[What is needed] Copy out all of the records below, substituting "arbitrary units" for each occurrence of "arb. units" and keeping everything else the same.
-- Material for this exercise start --
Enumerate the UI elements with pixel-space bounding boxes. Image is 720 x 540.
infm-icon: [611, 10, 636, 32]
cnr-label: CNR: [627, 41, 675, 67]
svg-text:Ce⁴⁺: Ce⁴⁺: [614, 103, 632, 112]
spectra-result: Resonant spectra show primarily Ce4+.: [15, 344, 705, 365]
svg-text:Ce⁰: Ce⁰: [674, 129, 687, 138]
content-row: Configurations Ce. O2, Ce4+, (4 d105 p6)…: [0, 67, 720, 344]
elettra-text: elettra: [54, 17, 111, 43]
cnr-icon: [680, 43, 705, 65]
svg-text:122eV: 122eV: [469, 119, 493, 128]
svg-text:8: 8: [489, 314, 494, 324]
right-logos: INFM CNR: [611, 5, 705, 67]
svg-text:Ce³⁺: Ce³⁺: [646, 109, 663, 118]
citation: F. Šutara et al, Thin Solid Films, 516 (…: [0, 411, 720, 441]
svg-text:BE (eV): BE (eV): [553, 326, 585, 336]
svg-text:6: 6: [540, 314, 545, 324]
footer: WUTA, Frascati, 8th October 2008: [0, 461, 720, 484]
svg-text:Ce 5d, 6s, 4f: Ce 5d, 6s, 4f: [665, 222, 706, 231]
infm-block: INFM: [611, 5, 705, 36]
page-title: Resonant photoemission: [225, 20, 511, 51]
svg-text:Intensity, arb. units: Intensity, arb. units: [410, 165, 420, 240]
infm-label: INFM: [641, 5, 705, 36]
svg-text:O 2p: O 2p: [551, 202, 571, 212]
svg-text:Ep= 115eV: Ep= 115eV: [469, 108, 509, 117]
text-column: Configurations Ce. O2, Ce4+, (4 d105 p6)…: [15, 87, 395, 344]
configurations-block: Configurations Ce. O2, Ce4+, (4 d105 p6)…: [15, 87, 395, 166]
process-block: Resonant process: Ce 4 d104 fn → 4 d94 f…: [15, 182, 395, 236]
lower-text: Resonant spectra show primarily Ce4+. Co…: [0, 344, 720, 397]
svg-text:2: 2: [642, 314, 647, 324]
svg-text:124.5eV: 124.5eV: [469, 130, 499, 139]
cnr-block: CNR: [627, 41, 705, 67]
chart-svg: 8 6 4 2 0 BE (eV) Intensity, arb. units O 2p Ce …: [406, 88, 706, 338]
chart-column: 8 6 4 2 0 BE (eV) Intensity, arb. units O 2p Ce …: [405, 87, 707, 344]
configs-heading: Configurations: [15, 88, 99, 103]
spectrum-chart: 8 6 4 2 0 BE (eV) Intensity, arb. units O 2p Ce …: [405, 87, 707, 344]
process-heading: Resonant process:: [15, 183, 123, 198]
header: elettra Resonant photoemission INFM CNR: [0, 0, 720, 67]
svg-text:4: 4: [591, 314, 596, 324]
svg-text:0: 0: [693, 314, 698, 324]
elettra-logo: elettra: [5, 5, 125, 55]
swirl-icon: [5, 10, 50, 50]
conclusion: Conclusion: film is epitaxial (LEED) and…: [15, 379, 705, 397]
-- Material for this exercise end --
[Completed exercise]
Enumerate the UI elements with pixel-space bounding boxes. Image is 720 x 540.
infm-icon: [611, 10, 636, 32]
cnr-label: CNR: [627, 41, 675, 67]
svg-text:Ce⁴⁺: Ce⁴⁺: [614, 103, 632, 112]
spectra-result: Resonant spectra show primarily Ce4+.: [15, 344, 705, 365]
svg-text:Ce⁰: Ce⁰: [674, 129, 687, 138]
content-row: Configurations Ce. O2, Ce4+, (4 d105 p6)…: [0, 67, 720, 344]
elettra-text: elettra: [54, 17, 111, 43]
cnr-icon: [680, 43, 705, 65]
svg-text:122eV: 122eV: [469, 119, 493, 128]
svg-text:8: 8: [489, 314, 494, 324]
right-logos: INFM CNR: [611, 5, 705, 67]
svg-text:Ce³⁺: Ce³⁺: [646, 109, 663, 118]
citation: F. Šutara et al, Thin Solid Films, 516 (…: [0, 411, 720, 441]
svg-text:BE (eV): BE (eV): [553, 326, 585, 336]
svg-text:6: 6: [540, 314, 545, 324]
footer: WUTA, Frascati, 8th October 2008: [0, 461, 720, 484]
svg-text:Ce 5d, 6s, 4f: Ce 5d, 6s, 4f: [665, 222, 706, 231]
infm-block: INFM: [611, 5, 705, 36]
page-title: Resonant photoemission: [225, 20, 511, 51]
svg-text:Intensity, arbitrary units: Intensity, arbitrary units: [410, 165, 420, 240]
infm-label: INFM: [641, 5, 705, 36]
svg-text:O 2p: O 2p: [551, 202, 571, 212]
svg-text:Ep= 115eV: Ep= 115eV: [469, 108, 509, 117]
text-column: Configurations Ce. O2, Ce4+, (4 d105 p6)…: [15, 87, 395, 344]
configurations-block: Configurations Ce. O2, Ce4+, (4 d105 p6)…: [15, 87, 395, 166]
process-block: Resonant process: Ce 4 d104 fn → 4 d94 f…: [15, 182, 395, 236]
lower-text: Resonant spectra show primarily Ce4+. Co…: [0, 344, 720, 397]
svg-text:2: 2: [642, 314, 647, 324]
svg-text:124.5eV: 124.5eV: [469, 130, 499, 139]
cnr-block: CNR: [627, 41, 705, 67]
chart-svg: 8 6 4 2 0 BE (eV) Intensity, arbitrary units O 2p Ce …: [406, 88, 706, 338]
chart-column: 8 6 4 2 0 BE (eV) Intensity, arbitrary units O 2p Ce …: [405, 87, 707, 344]
configs-heading: Configurations: [15, 88, 99, 103]
spectrum-chart: 8 6 4 2 0 BE (eV) Intensity, arbitrary units O 2p Ce …: [405, 87, 707, 344]
process-heading: Resonant process:: [15, 183, 123, 198]
header: elettra Resonant photoemission INFM CNR: [0, 0, 720, 67]
svg-text:4: 4: [591, 314, 596, 324]
svg-text:0: 0: [693, 314, 698, 324]
elettra-logo: elettra: [5, 5, 125, 55]
swirl-icon: [5, 10, 50, 50]
conclusion: Conclusion: film is epitaxial (LEED) and…: [15, 379, 705, 397]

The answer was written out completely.